Problem to work on
Repeat each record word for word. Leave nothing out.

Extracts from a graphics dataset
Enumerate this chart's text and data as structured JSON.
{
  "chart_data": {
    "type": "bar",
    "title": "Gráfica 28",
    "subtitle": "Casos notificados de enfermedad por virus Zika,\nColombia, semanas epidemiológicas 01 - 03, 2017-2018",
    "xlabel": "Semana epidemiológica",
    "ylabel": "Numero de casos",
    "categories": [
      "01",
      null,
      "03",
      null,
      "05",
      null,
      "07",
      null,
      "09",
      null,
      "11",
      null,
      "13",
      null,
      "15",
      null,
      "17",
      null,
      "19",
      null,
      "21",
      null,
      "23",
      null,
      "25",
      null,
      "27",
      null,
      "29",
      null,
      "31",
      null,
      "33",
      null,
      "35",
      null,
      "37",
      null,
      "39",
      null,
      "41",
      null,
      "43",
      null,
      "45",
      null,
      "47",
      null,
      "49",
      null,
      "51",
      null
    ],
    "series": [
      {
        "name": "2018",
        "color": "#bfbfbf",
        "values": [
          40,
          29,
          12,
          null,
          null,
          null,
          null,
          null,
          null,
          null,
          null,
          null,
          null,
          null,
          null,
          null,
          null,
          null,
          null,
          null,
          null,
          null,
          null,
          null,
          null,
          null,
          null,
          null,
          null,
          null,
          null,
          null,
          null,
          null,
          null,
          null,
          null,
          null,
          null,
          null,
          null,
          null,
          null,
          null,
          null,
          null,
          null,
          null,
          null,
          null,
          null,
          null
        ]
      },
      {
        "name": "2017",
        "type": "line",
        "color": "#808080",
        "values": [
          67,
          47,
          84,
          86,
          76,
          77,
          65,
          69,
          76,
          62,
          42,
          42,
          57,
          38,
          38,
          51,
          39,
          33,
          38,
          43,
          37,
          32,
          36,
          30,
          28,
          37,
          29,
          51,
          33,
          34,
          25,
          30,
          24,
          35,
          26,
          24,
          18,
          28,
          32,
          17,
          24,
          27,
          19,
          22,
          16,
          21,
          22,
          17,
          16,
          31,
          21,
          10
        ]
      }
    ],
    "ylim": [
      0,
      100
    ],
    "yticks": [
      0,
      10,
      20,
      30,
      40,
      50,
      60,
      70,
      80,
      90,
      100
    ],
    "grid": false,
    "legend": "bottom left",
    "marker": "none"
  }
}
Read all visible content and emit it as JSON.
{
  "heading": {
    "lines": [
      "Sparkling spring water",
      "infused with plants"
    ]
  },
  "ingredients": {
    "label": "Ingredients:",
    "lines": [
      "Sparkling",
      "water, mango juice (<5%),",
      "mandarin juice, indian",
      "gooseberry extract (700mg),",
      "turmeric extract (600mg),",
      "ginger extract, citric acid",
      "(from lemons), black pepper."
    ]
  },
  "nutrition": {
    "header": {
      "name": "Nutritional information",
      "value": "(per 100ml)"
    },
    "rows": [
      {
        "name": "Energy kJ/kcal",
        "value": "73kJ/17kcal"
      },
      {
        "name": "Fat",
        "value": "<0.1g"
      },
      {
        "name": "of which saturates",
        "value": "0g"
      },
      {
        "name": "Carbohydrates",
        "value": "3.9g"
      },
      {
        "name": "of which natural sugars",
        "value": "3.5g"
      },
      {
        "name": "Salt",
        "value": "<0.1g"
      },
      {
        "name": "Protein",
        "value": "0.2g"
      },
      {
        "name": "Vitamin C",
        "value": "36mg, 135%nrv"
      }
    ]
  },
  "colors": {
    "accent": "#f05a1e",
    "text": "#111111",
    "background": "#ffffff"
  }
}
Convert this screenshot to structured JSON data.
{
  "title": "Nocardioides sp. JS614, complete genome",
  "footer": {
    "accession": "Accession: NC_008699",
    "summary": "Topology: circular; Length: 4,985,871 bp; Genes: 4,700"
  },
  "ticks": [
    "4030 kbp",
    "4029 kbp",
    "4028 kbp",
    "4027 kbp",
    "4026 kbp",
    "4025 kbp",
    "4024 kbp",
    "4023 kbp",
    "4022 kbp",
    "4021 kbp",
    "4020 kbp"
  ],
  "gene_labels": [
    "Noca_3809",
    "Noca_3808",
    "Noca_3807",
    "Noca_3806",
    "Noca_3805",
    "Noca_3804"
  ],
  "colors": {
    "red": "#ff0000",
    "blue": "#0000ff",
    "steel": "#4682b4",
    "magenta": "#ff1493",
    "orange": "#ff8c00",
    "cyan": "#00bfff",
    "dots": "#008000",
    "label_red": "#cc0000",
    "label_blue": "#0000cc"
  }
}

Response to the exercise
Enumerate this chart's text and data as structured JSON.
{
  "chart_data": {
    "type": "bar",
    "title": "Gráfica 28",
    "subtitle": "Casos notificados de enfermedad por virus Zika,\nColombia, semanas epidemiológicas 01 - 03, 2017-2018",
    "xlabel": "Semana epidemiológica",
    "ylabel": "Numero de casos",
    "categories": [
      "01",
      null,
      "03",
      null,
      "05",
      null,
      "07",
      null,
      "09",
      null,
      "11",
      null,
      "13",
      null,
      "15",
      null,
      "17",
      null,
      "19",
      null,
      "21",
      null,
      "23",
      null,
      "25",
      null,
      "27",
      null,
      "29",
      null,
      "31",
      null,
      "33",
      null,
      "35",
      null,
      "37",
      null,
      "39",
      null,
      "41",
      null,
      "43",
      null,
      "45",
      null,
      "47",
      null,
      "49",
      null,
      "51",
      null
    ],
    "series": [
      {
        "name": "2018",
        "color": "#bfbfbf",
        "values": [
          40,
          29,
          12,
          null,
          null,
          null,
          null,
          null,
          null,
          null,
          null,
          null,
          null,
          null,
          null,
          null,
          null,
          null,
          null,
          null,
          null,
          null,
          null,
          null,
          null,
          null,
          null,
          null,
          null,
          null,
          null,
          null,
          null,
          null,
          null,
          null,
          null,
          null,
          null,
          null,
          null,
          null,
          null,
          null,
          null,
          null,
          null,
          null,
          null,
          null,
          null,
          null
        ]
      },
      {
        "name": "2017",
        "type": "line",
        "color": "#808080",
        "values": [
          67,
          47,
          84,
          86,
          76,
          77,
          65,
          69,
          76,
          62,
          42,
          42,
          57,
          38,
          38,
          51,
          39,
          33,
          38,
          43,
          37,
          32,
          36,
          30,
          28,
          37,
          29,
          51,
          33,
          34,
          25,
          30,
          24,
          35,
          26,
          24,
          18,
          28,
          32,
          17,
          24,
          27,
          19,
          22,
          16,
          21,
          22,
          17,
          16,
          31,
          21,
          10
        ]
      }
    ],
    "ylim": [
      0,
      100
    ],
    "yticks": [
      0,
      10,
      20,
      30,
      40,
      50,
      60,
      70,
      80,
      90,
      100
    ],
    "grid": false,
    "legend": "bottom left",
    "marker": "none"
  }
}
Read all visible content and emit it as JSON.
{
  "heading": {
    "lines": [
      "Sparkling spring water",
      "infused with plants"
    ]
  },
  "ingredients": {
    "label": "Ingredients:",
    "lines": [
      "Sparkling",
      "water, mango juice (<5%),",
      "mandarin juice, indian",
      "gooseberry extract (700mg),",
      "turmeric extract (600mg),",
      "ginger extract, citric acid",
      "(from lemons), black pepper."
    ]
  },
  "nutrition": {
    "header": {
      "name": "Nutritional information",
      "value": "(per 100ml)"
    },
    "rows": [
      {
        "name": "Energy kJ/kcal",
        "value": "73kJ/17kcal"
      },
      {
        "name": "Fat",
        "value": "<0.1g"
      },
      {
        "name": "of which saturates",
        "value": "0g"
      },
      {
        "name": "Carbohydrates",
        "value": "3.9g"
      },
      {
        "name": "of which natural sugars",
        "value": "3.5g"
      },
      {
        "name": "Salt",
        "value": "<0.1g"
      },
      {
        "name": "Protein",
        "value": "0.2g"
      },
      {
        "name": "Vitamin C",
        "value": "36mg, 135%nrv"
      }
    ]
  },
  "colors": {
    "accent": "#f05a1e",
    "text": "#111111",
    "background": "#ffffff"
  }
}
Convert this screenshot to structured JSON data.
{
  "title": "Nocardioides sp. JS614, complete genome",
  "footer": {
    "accession": "Accession: NC_008699",
    "summary": "Topology: circular; Length: 4,985,871 bp; Genes: 4,700"
  },
  "ticks": [
    "4030 kbp",
    "4029 kbp",
    "4028 kbp",
    "4027 kbp",
    "4026 kbp",
    "4025 kbp",
    "4024 kbp",
    "4023 kbp",
    "4022 kbp",
    "4021 kbp",
    "4020 kbp"
  ],
  "gene_labels": [
    "Noca_3809",
    "Noca_3808",
    "Noca_3807",
    "Noca_3806",
    "Noca_3805",
    "Noca_3804"
  ],
  "colors": {
    "red": "#ff0000",
    "blue": "#0000ff",
    "steel": "#4682b4",
    "magenta": "#ff1493",
    "orange": "#ff8c00",
    "cyan": "#00bfff",
    "dots": "#008000",
    "label_red": "#cc0000",
    "label_blue": "#0000cc"
  }
}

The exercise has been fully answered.